*Extracted records*.
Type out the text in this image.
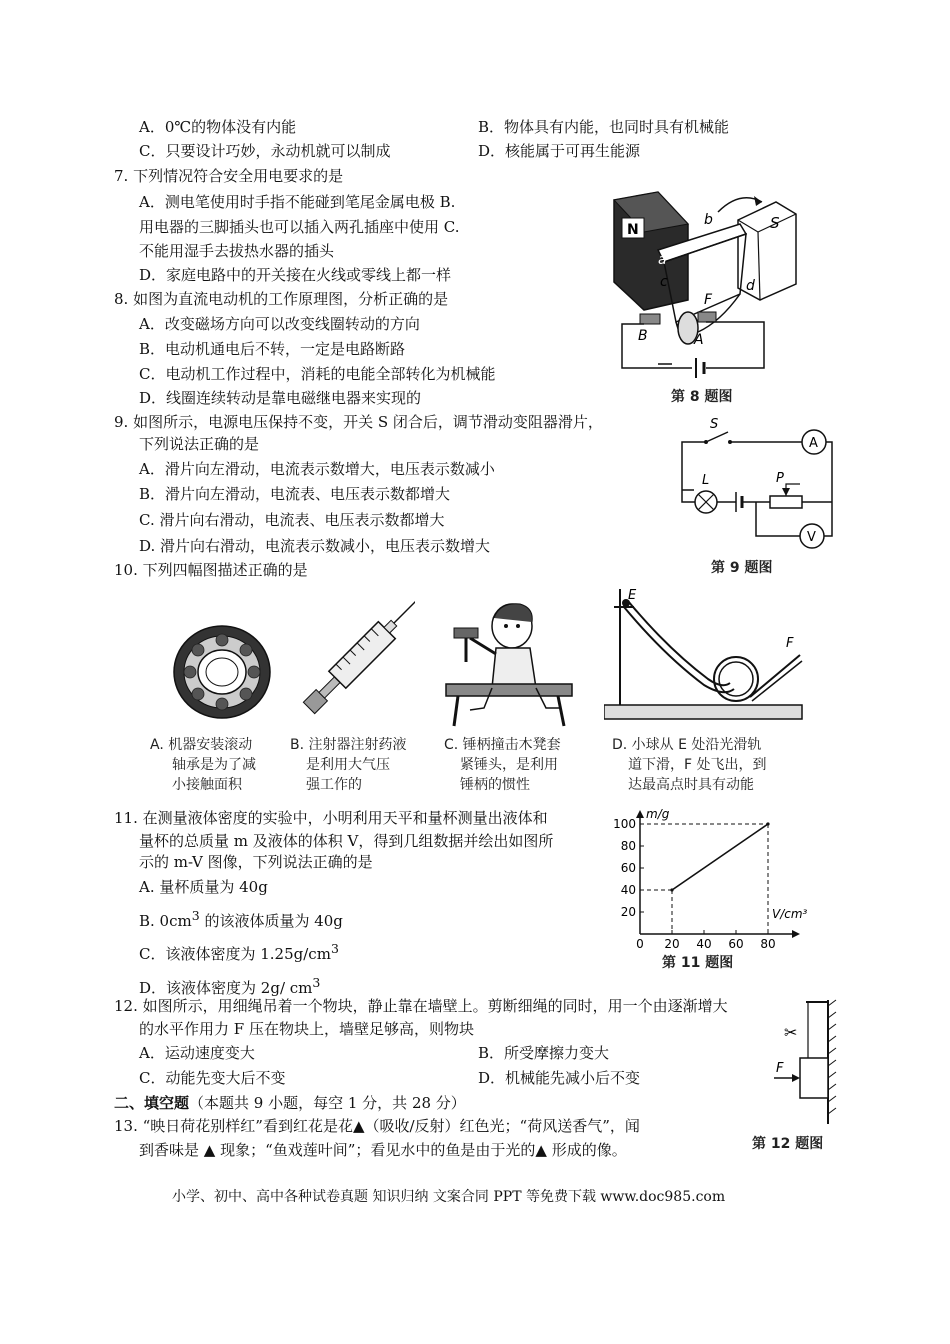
A．0℃的物体没有内能	B．物体具有内能，也同时具有机械能
C．只要设计巧妙，永动机就可以制成	D．核能属于可再生能源
7. 下列情况符合安全用电要求的是
A．测电笔使用时手指不能碰到笔尾金属电极 B.
用电器的三脚插头也可以插入两孔插座中使用 C.
不能用湿手去拔热水器的插头
D．家庭电路中的开关接在火线或零线上都一样
8. 如图为直流电动机的工作原理图，分析正确的是
A．改变磁场方向可以改变线圈转动的方向
B．电动机通电后不转，一定是电路断路
C．电动机工作过程中，消耗的电能全部转化为机械能
D．线圈连续转动是靠电磁继电器来实现的
N	S
b
a
c	d
F
B	A
第 8 题图
9. 如图所示，电源电压保持不变，开关 S 闭合后，调节滑动变阻器滑片，
下列说法正确的是
A．滑片向左滑动，电流表示数增大，电压表示数减小
B．滑片向左滑动，电流表、电压表示数都增大
C. 滑片向右滑动，电流表、电压表示数都增大
D. 滑片向右滑动，电流表示数减小，电压表示数增大
S
A
L	P
V
第 9 题图
10. 下列四幅图描述正确的是
E
F
A. 机器安装滚动
轴承是为了减
小接触面积
B. 注射器注射药液
是利用大气压
强工作的
C. 锤柄撞击木凳套
紧锤头，是利用
锤柄的惯性
D. 小球从 E 处沿光滑轨
道下滑，F 处飞出，到
达最高点时具有动能
11. 在测量液体密度的实验中，小明利用天平和量杯测量出液体和
量杯的总质量 m 及液体的体积 V，得到几组数据并绘出如图所
示的 m-V 图像，下列说法正确的是
A. 量杯质量为 40g
B. $0cm^3$ 的该液体质量为 40g
C．该液体密度为 $1.25g/cm^3$
D．该液体密度为 2g/ $cm^3$
m/g
V/cm³
0 20 40 60 80
20
40
60
80
100
第 11 题图
12. 如图所示，用细绳吊着一个物块，静止靠在墙壁上。剪断细绳的同时，用一个由逐渐增大
的水平作用力 F 压在物块上，墙壁足够高，则物块
A．运动速度变大	B．所受摩擦力变大
C．动能先变大后不变	D．机械能先减小后不变
✂
F
第 12 题图
二、填空题（本题共 9 小题，每空 1 分，共 28 分）
13. “映日荷花别样红”看到红花是花▲（吸收/反射）红色光；“荷风送香气”，闻
到香味是 ▲ 现象；“鱼戏莲叶间”；看见水中的鱼是由于光的▲ 形成的像。
小学、初中、高中各种试卷真题 知识归纳 文案合同 PPT 等免费下载 www.doc985.com
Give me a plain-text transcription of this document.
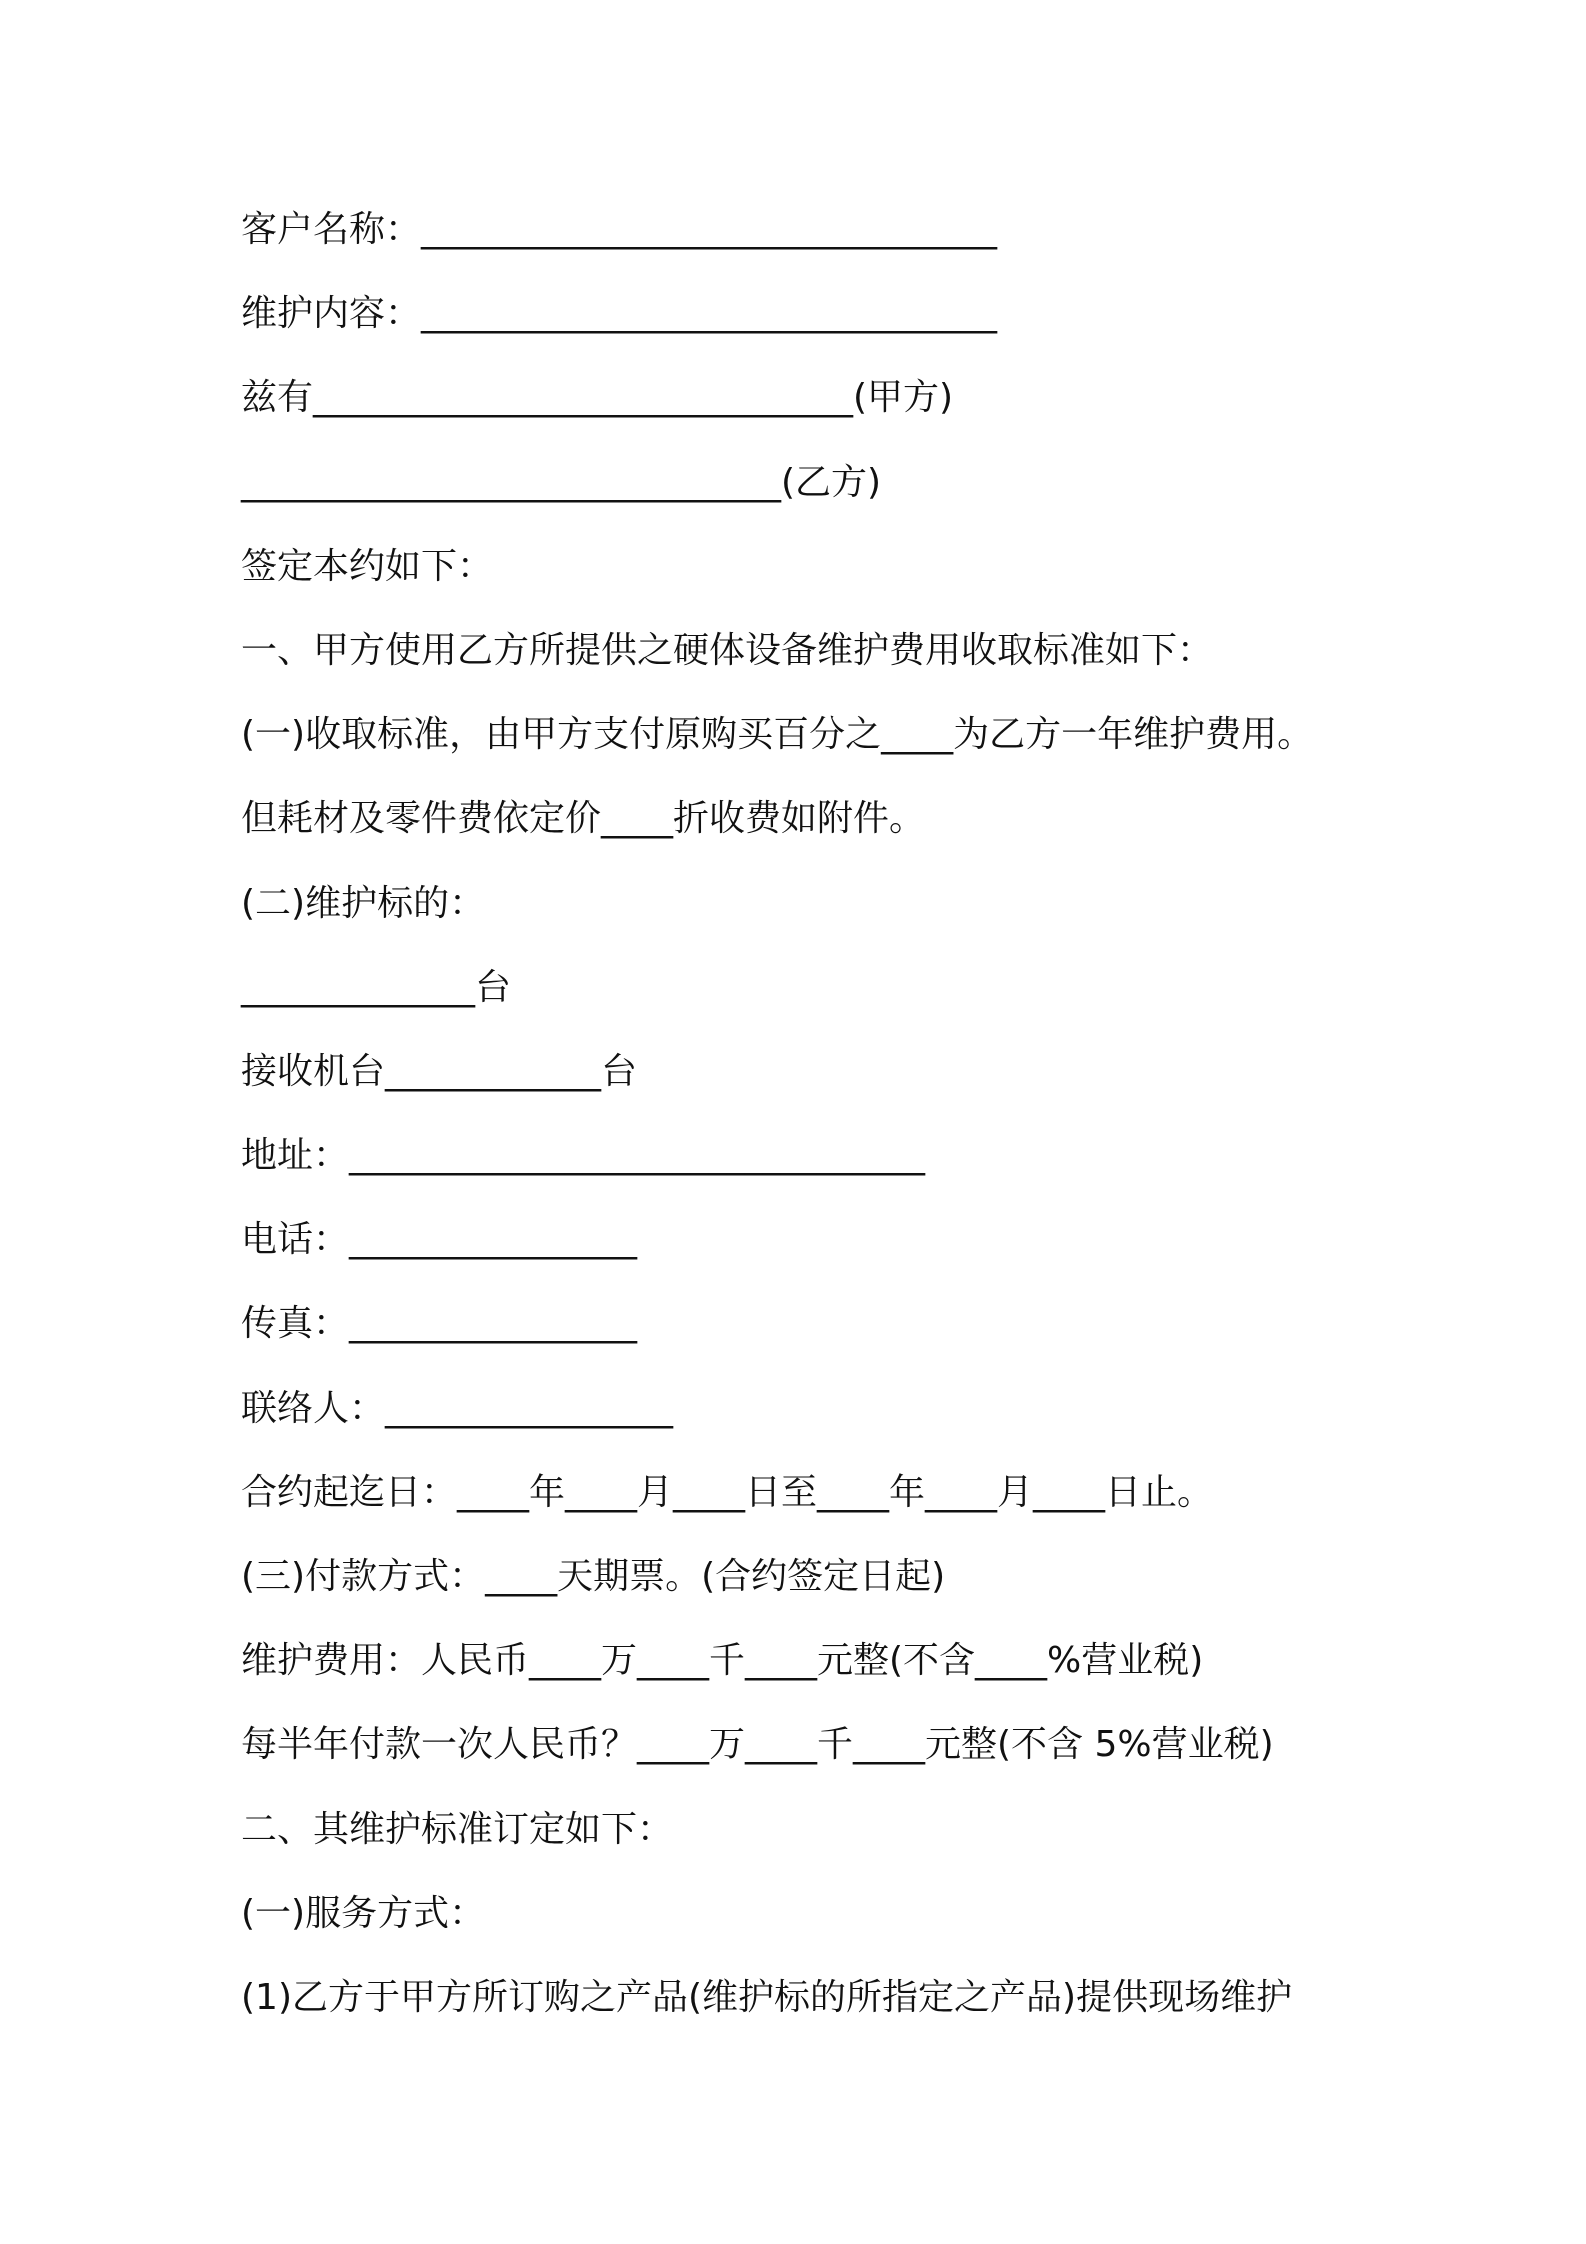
客户名称：________________________________
维护内容：________________________________
兹有______________________________(甲方)
______________________________(乙方)
签定本约如下：
一、甲方使用乙方所提供之硬体设备维护费用收取标准如下：
(一)收取标准，由甲方支付原购买百分之____为乙方一年维护费用。
但耗材及零件费依定价____折收费如附件。
(二)维护标的：
_____________台
接收机台____________台
地址：________________________________
电话：________________
传真：________________
联络人：________________
合约起迄日：____年____月____日至____年____月____日止。
(三)付款方式：____天期票。(合约签定日起)
维护费用：人民币____万____千____元整(不含____%营业税)
每半年付款一次人民币？____万____千____元整(不含 5%营业税)
二、其维护标准订定如下：
(一)服务方式：
(1)乙方于甲方所订购之产品(维护标的所指定之产品)提供现场维护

*What you need to do*. Extract exactly the lines above from the line containing "Give me a plain-text" through the last one, both ends included, but not the pictures.

*Answer to this task*.
Give me a plain-text transcription of this document.
客户名称：________________________________
维护内容：________________________________
兹有______________________________(甲方)
______________________________(乙方)
签定本约如下：
一、甲方使用乙方所提供之硬体设备维护费用收取标准如下：
(一)收取标准，由甲方支付原购买百分之____为乙方一年维护费用。
但耗材及零件费依定价____折收费如附件。
(二)维护标的：
_____________台
接收机台____________台
地址：________________________________
电话：________________
传真：________________
联络人：________________
合约起迄日：____年____月____日至____年____月____日止。
(三)付款方式：____天期票。(合约签定日起)
维护费用：人民币____万____千____元整(不含____%营业税)
每半年付款一次人民币？____万____千____元整(不含 5%营业税)
二、其维护标准订定如下：
(一)服务方式：
(1)乙方于甲方所订购之产品(维护标的所指定之产品)提供现场维护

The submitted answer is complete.